# To do:
Every line that contains the word "Bremer" should be copied.

# Extracted material:
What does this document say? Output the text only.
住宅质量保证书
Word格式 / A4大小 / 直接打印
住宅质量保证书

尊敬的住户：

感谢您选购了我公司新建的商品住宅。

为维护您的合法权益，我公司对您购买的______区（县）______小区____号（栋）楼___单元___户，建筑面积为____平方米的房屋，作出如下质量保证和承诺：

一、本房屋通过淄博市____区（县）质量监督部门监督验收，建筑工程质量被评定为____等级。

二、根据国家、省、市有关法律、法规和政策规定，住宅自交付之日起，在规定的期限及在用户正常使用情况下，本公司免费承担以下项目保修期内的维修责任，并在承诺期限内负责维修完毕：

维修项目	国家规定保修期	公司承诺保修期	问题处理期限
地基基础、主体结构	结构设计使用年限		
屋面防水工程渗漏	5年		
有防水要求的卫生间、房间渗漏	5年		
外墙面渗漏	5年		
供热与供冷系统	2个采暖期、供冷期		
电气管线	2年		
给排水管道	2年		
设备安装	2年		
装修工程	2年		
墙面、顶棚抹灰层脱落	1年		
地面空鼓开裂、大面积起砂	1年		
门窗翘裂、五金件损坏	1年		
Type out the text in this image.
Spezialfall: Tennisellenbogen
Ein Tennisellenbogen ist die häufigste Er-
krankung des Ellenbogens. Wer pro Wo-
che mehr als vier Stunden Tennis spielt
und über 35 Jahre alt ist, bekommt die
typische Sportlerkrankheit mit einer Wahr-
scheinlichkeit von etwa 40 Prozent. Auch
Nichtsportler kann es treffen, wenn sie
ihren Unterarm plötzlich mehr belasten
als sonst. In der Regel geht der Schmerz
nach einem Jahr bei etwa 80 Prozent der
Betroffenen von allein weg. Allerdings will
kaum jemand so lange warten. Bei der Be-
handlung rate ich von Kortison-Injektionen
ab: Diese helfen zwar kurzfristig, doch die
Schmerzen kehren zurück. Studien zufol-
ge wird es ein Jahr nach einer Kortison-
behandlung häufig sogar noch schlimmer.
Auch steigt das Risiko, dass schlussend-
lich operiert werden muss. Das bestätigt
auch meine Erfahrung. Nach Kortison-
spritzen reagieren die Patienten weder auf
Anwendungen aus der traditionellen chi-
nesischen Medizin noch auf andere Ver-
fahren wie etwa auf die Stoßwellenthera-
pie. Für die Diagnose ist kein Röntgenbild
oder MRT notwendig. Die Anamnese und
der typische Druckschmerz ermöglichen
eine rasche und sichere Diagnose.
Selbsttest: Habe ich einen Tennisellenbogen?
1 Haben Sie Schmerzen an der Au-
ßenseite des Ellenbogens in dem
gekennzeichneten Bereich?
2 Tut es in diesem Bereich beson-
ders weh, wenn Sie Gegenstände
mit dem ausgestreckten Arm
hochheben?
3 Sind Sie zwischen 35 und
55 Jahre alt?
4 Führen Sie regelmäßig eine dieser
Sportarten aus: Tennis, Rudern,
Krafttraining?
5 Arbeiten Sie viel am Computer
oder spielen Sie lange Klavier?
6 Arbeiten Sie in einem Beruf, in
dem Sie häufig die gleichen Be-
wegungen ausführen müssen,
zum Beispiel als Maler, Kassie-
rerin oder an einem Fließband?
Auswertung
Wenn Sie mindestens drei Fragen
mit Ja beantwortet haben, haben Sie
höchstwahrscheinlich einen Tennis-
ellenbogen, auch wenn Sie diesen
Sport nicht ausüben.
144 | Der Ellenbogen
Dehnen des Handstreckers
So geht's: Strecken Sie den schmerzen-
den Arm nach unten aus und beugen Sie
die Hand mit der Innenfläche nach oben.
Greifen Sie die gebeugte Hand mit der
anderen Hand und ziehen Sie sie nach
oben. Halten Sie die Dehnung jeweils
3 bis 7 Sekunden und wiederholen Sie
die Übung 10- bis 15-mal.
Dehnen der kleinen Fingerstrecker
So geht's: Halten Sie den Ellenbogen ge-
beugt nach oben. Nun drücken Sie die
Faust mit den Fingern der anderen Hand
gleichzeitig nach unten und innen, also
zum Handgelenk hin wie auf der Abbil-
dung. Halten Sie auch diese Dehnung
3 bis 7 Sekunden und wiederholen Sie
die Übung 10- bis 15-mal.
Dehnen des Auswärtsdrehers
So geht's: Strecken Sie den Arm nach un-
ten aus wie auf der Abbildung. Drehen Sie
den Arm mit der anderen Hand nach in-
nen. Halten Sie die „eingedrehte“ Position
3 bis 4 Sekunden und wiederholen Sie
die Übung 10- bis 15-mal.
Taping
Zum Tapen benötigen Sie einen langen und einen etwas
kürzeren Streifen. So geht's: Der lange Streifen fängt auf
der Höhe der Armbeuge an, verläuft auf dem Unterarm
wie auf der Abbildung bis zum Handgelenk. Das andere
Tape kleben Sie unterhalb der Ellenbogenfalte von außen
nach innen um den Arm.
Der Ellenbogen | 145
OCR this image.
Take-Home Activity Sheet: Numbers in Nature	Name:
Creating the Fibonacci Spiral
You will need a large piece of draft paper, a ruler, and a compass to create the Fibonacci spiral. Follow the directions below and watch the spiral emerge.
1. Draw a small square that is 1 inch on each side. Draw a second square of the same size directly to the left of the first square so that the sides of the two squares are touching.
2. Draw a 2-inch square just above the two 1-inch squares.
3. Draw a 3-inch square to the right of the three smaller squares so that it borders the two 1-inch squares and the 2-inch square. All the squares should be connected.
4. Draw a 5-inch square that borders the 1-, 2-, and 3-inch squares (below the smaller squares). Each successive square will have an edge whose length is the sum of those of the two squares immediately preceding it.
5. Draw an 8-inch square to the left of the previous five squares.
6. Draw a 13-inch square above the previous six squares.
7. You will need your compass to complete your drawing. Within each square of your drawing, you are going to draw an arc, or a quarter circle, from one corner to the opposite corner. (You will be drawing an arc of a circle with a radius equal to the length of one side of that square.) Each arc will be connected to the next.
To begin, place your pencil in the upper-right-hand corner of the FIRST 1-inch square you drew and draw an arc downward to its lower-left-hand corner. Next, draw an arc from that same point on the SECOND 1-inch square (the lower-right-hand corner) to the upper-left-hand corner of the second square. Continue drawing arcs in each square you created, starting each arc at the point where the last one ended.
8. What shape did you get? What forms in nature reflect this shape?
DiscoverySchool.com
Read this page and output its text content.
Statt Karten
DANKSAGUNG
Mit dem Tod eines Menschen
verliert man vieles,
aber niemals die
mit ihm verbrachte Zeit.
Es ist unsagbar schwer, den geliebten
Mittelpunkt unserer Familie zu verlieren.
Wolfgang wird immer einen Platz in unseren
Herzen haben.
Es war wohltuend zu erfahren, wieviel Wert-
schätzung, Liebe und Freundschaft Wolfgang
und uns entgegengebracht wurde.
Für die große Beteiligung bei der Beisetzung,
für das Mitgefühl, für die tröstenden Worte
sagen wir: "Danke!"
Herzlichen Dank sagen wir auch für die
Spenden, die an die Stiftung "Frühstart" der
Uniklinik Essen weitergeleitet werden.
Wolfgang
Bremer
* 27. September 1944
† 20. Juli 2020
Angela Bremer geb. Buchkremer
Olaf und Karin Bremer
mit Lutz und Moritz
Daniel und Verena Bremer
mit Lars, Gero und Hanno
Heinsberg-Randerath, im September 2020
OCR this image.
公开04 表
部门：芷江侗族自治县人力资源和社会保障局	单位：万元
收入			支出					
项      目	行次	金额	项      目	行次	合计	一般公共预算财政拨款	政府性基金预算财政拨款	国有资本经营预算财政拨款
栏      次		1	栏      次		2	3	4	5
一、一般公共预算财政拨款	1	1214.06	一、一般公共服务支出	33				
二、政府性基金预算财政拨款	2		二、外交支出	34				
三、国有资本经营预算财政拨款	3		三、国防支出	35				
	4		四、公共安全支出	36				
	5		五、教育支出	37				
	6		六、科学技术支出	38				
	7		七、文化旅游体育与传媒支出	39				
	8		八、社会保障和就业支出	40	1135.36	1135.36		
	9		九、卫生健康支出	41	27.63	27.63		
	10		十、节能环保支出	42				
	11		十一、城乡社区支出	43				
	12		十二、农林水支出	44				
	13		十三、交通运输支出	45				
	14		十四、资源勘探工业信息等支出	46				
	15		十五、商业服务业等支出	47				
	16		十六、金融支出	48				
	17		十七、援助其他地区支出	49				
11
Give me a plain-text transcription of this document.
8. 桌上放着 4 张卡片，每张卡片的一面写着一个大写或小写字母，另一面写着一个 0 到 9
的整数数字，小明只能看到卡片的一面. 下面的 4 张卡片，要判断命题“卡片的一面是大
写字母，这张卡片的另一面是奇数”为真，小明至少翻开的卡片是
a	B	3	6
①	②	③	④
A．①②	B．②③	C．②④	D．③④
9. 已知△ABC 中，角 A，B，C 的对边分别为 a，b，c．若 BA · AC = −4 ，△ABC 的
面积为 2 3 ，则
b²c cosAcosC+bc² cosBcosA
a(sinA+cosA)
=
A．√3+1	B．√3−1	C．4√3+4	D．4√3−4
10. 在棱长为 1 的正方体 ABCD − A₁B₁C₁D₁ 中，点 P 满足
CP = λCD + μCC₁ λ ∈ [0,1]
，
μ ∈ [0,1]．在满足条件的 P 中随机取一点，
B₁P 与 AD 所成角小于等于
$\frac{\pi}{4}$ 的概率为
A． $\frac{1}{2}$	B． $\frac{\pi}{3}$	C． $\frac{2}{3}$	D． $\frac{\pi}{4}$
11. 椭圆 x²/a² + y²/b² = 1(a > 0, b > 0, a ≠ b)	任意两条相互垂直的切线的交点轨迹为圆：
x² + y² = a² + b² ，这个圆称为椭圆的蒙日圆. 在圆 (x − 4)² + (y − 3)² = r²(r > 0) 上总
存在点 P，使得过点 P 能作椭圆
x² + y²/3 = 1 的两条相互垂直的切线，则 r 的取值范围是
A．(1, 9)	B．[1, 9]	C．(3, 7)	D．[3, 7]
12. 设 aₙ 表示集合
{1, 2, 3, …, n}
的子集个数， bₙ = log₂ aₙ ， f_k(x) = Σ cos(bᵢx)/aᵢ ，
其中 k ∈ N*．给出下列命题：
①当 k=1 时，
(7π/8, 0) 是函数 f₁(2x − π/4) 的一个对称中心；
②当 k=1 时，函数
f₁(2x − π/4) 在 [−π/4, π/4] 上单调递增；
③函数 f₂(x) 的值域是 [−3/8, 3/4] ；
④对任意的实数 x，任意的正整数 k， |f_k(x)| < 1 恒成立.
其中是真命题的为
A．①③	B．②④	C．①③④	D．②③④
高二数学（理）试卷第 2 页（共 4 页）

# Result of this task:
Bremer
Angela Bremer geb. Buchkremer
Olaf und Karin Bremer
Daniel und Verena Bremer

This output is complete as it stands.